WORK REQUIRED = Identify each line containing the word "name" and copy it.

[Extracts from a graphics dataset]

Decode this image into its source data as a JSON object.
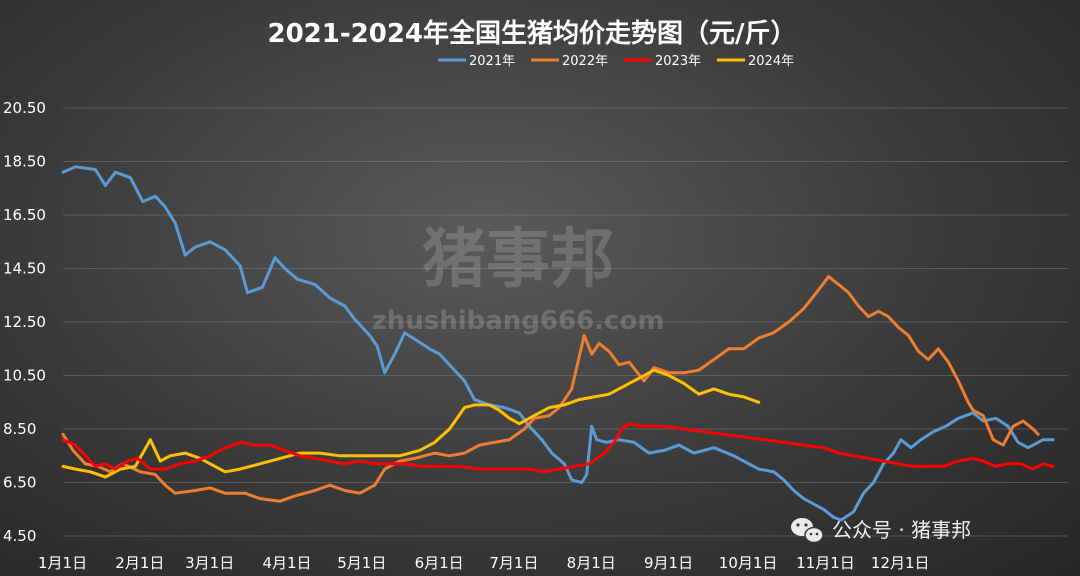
{
  "watermark": {
    "main": "猪事邦",
    "site": "zhushibang666.com"
  },
  "account_label": "公众号 · 猪事邦",
  "icons": {
    "account": "wechat-icon"
  },
  "chart_data": {
    "type": "line",
    "title": "2021-2024年全国生猪均价走势图（元/斤）",
    "xlabel": "",
    "ylabel": "",
    "legend_position": "top",
    "grid": true,
    "y_ticks": [
      "4.50",
      "6.50",
      "8.50",
      "10.50",
      "12.50",
      "14.50",
      "16.50",
      "18.50",
      "20.50"
    ],
    "ylim": [
      4.5,
      20.5
    ],
    "x_ticks": [
      {
        "label": "1月1日",
        "day": 1
      },
      {
        "label": "2月1日",
        "day": 32
      },
      {
        "label": "3月1日",
        "day": 60
      },
      {
        "label": "4月1日",
        "day": 91
      },
      {
        "label": "5月1日",
        "day": 121
      },
      {
        "label": "6月1日",
        "day": 152
      },
      {
        "label": "7月1日",
        "day": 182
      },
      {
        "label": "8月1日",
        "day": 213
      },
      {
        "label": "9月1日",
        "day": 244
      },
      {
        "label": "10月1日",
        "day": 274
      },
      {
        "label": "11月1日",
        "day": 305
      },
      {
        "label": "12月1日",
        "day": 335
      }
    ],
    "xlim": [
      1,
      366
    ],
    "series": [
      {
        "name": "2021年",
        "color": "#5b9bd5",
        "points": [
          [
            1,
            18.1
          ],
          [
            6,
            18.3
          ],
          [
            14,
            18.2
          ],
          [
            18,
            17.6
          ],
          [
            22,
            18.1
          ],
          [
            28,
            17.9
          ],
          [
            33,
            17.0
          ],
          [
            38,
            17.2
          ],
          [
            42,
            16.8
          ],
          [
            46,
            16.2
          ],
          [
            50,
            15.0
          ],
          [
            54,
            15.3
          ],
          [
            60,
            15.5
          ],
          [
            66,
            15.2
          ],
          [
            72,
            14.6
          ],
          [
            75,
            13.6
          ],
          [
            81,
            13.8
          ],
          [
            86,
            14.9
          ],
          [
            90,
            14.5
          ],
          [
            95,
            14.1
          ],
          [
            102,
            13.9
          ],
          [
            108,
            13.4
          ],
          [
            114,
            13.1
          ],
          [
            118,
            12.6
          ],
          [
            124,
            12.0
          ],
          [
            127,
            11.6
          ],
          [
            130,
            10.6
          ],
          [
            134,
            11.3
          ],
          [
            138,
            12.1
          ],
          [
            143,
            11.8
          ],
          [
            148,
            11.5
          ],
          [
            152,
            11.3
          ],
          [
            156,
            10.9
          ],
          [
            162,
            10.3
          ],
          [
            166,
            9.6
          ],
          [
            172,
            9.4
          ],
          [
            178,
            9.3
          ],
          [
            184,
            9.1
          ],
          [
            188,
            8.6
          ],
          [
            193,
            8.1
          ],
          [
            197,
            7.6
          ],
          [
            202,
            7.2
          ],
          [
            205,
            6.6
          ],
          [
            209,
            6.5
          ],
          [
            211,
            6.8
          ],
          [
            213,
            8.6
          ],
          [
            215,
            8.1
          ],
          [
            219,
            8.0
          ],
          [
            224,
            8.1
          ],
          [
            230,
            8.0
          ],
          [
            236,
            7.6
          ],
          [
            242,
            7.7
          ],
          [
            248,
            7.9
          ],
          [
            254,
            7.6
          ],
          [
            262,
            7.8
          ],
          [
            270,
            7.5
          ],
          [
            276,
            7.2
          ],
          [
            280,
            7.0
          ],
          [
            286,
            6.9
          ],
          [
            290,
            6.6
          ],
          [
            294,
            6.2
          ],
          [
            298,
            5.9
          ],
          [
            302,
            5.7
          ],
          [
            306,
            5.5
          ],
          [
            310,
            5.2
          ],
          [
            313,
            5.1
          ],
          [
            318,
            5.4
          ],
          [
            322,
            6.1
          ],
          [
            326,
            6.5
          ],
          [
            330,
            7.2
          ],
          [
            334,
            7.6
          ],
          [
            337,
            8.1
          ],
          [
            341,
            7.8
          ],
          [
            345,
            8.1
          ],
          [
            350,
            8.4
          ],
          [
            355,
            8.6
          ],
          [
            360,
            8.9
          ],
          [
            366,
            9.1
          ]
        ],
        "points_tail": [
          [
            370,
            8.8
          ],
          [
            375,
            8.9
          ],
          [
            380,
            8.6
          ],
          [
            384,
            8.0
          ],
          [
            388,
            7.8
          ],
          [
            390,
            7.9
          ],
          [
            394,
            8.1
          ],
          [
            398,
            8.1
          ]
        ]
      },
      {
        "name": "2022年",
        "color": "#ed7d31",
        "points": [
          [
            1,
            8.3
          ],
          [
            5,
            7.7
          ],
          [
            10,
            7.2
          ],
          [
            15,
            7.1
          ],
          [
            20,
            6.9
          ],
          [
            25,
            7.2
          ],
          [
            32,
            6.9
          ],
          [
            38,
            6.8
          ],
          [
            42,
            6.4
          ],
          [
            46,
            6.1
          ],
          [
            54,
            6.2
          ],
          [
            60,
            6.3
          ],
          [
            66,
            6.1
          ],
          [
            74,
            6.1
          ],
          [
            80,
            5.9
          ],
          [
            88,
            5.8
          ],
          [
            94,
            6.0
          ],
          [
            102,
            6.2
          ],
          [
            108,
            6.4
          ],
          [
            114,
            6.2
          ],
          [
            120,
            6.1
          ],
          [
            126,
            6.4
          ],
          [
            130,
            7.0
          ],
          [
            136,
            7.3
          ],
          [
            142,
            7.4
          ],
          [
            150,
            7.6
          ],
          [
            156,
            7.5
          ],
          [
            162,
            7.6
          ],
          [
            168,
            7.9
          ],
          [
            174,
            8.0
          ],
          [
            180,
            8.1
          ],
          [
            186,
            8.5
          ],
          [
            190,
            8.9
          ],
          [
            196,
            9.0
          ],
          [
            200,
            9.3
          ],
          [
            205,
            10.0
          ],
          [
            208,
            11.2
          ],
          [
            210,
            12.0
          ],
          [
            213,
            11.3
          ],
          [
            216,
            11.7
          ],
          [
            220,
            11.4
          ],
          [
            224,
            10.9
          ],
          [
            228,
            11.0
          ],
          [
            234,
            10.3
          ],
          [
            238,
            10.8
          ],
          [
            244,
            10.6
          ],
          [
            250,
            10.6
          ],
          [
            256,
            10.7
          ],
          [
            262,
            11.1
          ],
          [
            268,
            11.5
          ],
          [
            274,
            11.5
          ],
          [
            280,
            11.9
          ],
          [
            286,
            12.1
          ],
          [
            292,
            12.5
          ],
          [
            298,
            13.0
          ],
          [
            304,
            13.7
          ],
          [
            308,
            14.2
          ],
          [
            312,
            13.9
          ],
          [
            316,
            13.6
          ],
          [
            320,
            13.1
          ],
          [
            324,
            12.7
          ],
          [
            328,
            12.9
          ],
          [
            332,
            12.7
          ],
          [
            336,
            12.3
          ],
          [
            340,
            12.0
          ],
          [
            344,
            11.4
          ],
          [
            348,
            11.1
          ],
          [
            352,
            11.5
          ],
          [
            356,
            11.0
          ],
          [
            360,
            10.3
          ],
          [
            364,
            9.5
          ],
          [
            366,
            9.2
          ]
        ],
        "points_tail": [
          [
            370,
            9.0
          ],
          [
            374,
            8.1
          ],
          [
            378,
            7.9
          ],
          [
            382,
            8.6
          ],
          [
            386,
            8.8
          ],
          [
            390,
            8.5
          ],
          [
            392,
            8.3
          ]
        ]
      },
      {
        "name": "2023年",
        "color": "#ff0000",
        "points": [
          [
            1,
            8.1
          ],
          [
            6,
            7.9
          ],
          [
            10,
            7.5
          ],
          [
            14,
            7.1
          ],
          [
            18,
            7.2
          ],
          [
            22,
            7.0
          ],
          [
            27,
            7.3
          ],
          [
            31,
            7.4
          ],
          [
            36,
            7.0
          ],
          [
            42,
            7.0
          ],
          [
            48,
            7.2
          ],
          [
            54,
            7.3
          ],
          [
            60,
            7.5
          ],
          [
            66,
            7.8
          ],
          [
            72,
            8.0
          ],
          [
            78,
            7.9
          ],
          [
            84,
            7.9
          ],
          [
            90,
            7.7
          ],
          [
            96,
            7.5
          ],
          [
            102,
            7.4
          ],
          [
            108,
            7.3
          ],
          [
            114,
            7.2
          ],
          [
            120,
            7.3
          ],
          [
            126,
            7.2
          ],
          [
            132,
            7.2
          ],
          [
            138,
            7.2
          ],
          [
            146,
            7.1
          ],
          [
            152,
            7.1
          ],
          [
            160,
            7.1
          ],
          [
            168,
            7.0
          ],
          [
            176,
            7.0
          ],
          [
            182,
            7.0
          ],
          [
            188,
            7.0
          ],
          [
            194,
            6.9
          ],
          [
            200,
            7.0
          ],
          [
            206,
            7.1
          ],
          [
            212,
            7.2
          ],
          [
            218,
            7.6
          ],
          [
            222,
            8.0
          ],
          [
            225,
            8.5
          ],
          [
            228,
            8.7
          ],
          [
            234,
            8.6
          ],
          [
            242,
            8.6
          ],
          [
            250,
            8.5
          ],
          [
            258,
            8.4
          ],
          [
            266,
            8.3
          ],
          [
            274,
            8.2
          ],
          [
            282,
            8.1
          ],
          [
            290,
            8.0
          ],
          [
            298,
            7.9
          ],
          [
            306,
            7.8
          ],
          [
            312,
            7.6
          ],
          [
            318,
            7.5
          ],
          [
            324,
            7.4
          ],
          [
            330,
            7.3
          ],
          [
            336,
            7.2
          ],
          [
            342,
            7.1
          ],
          [
            348,
            7.1
          ],
          [
            354,
            7.1
          ],
          [
            360,
            7.3
          ],
          [
            366,
            7.4
          ]
        ],
        "points_tail": [
          [
            370,
            7.3
          ],
          [
            375,
            7.1
          ],
          [
            380,
            7.2
          ],
          [
            385,
            7.2
          ],
          [
            390,
            7.0
          ],
          [
            394,
            7.2
          ],
          [
            398,
            7.1
          ]
        ]
      },
      {
        "name": "2024年",
        "color": "#ffc000",
        "points": [
          [
            1,
            7.1
          ],
          [
            6,
            7.0
          ],
          [
            12,
            6.9
          ],
          [
            18,
            6.7
          ],
          [
            24,
            7.0
          ],
          [
            30,
            7.1
          ],
          [
            33,
            7.6
          ],
          [
            36,
            8.1
          ],
          [
            40,
            7.3
          ],
          [
            44,
            7.5
          ],
          [
            50,
            7.6
          ],
          [
            56,
            7.4
          ],
          [
            60,
            7.2
          ],
          [
            66,
            6.9
          ],
          [
            72,
            7.0
          ],
          [
            80,
            7.2
          ],
          [
            88,
            7.4
          ],
          [
            96,
            7.6
          ],
          [
            104,
            7.6
          ],
          [
            112,
            7.5
          ],
          [
            120,
            7.5
          ],
          [
            128,
            7.5
          ],
          [
            136,
            7.5
          ],
          [
            144,
            7.7
          ],
          [
            150,
            8.0
          ],
          [
            156,
            8.5
          ],
          [
            162,
            9.3
          ],
          [
            166,
            9.4
          ],
          [
            172,
            9.4
          ],
          [
            176,
            9.2
          ],
          [
            180,
            8.9
          ],
          [
            184,
            8.7
          ],
          [
            190,
            9.0
          ],
          [
            196,
            9.3
          ],
          [
            202,
            9.4
          ],
          [
            208,
            9.6
          ],
          [
            214,
            9.7
          ],
          [
            220,
            9.8
          ],
          [
            226,
            10.1
          ],
          [
            232,
            10.4
          ],
          [
            238,
            10.7
          ],
          [
            244,
            10.5
          ],
          [
            250,
            10.2
          ],
          [
            256,
            9.8
          ],
          [
            262,
            10.0
          ],
          [
            268,
            9.8
          ],
          [
            274,
            9.7
          ],
          [
            280,
            9.5
          ]
        ]
      }
    ]
  }
}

RESPONSE FOR THIS EXERCISE =
        "name": "2021年",
        "name": "2022年",
        "name": "2023年",
        "name": "2024年",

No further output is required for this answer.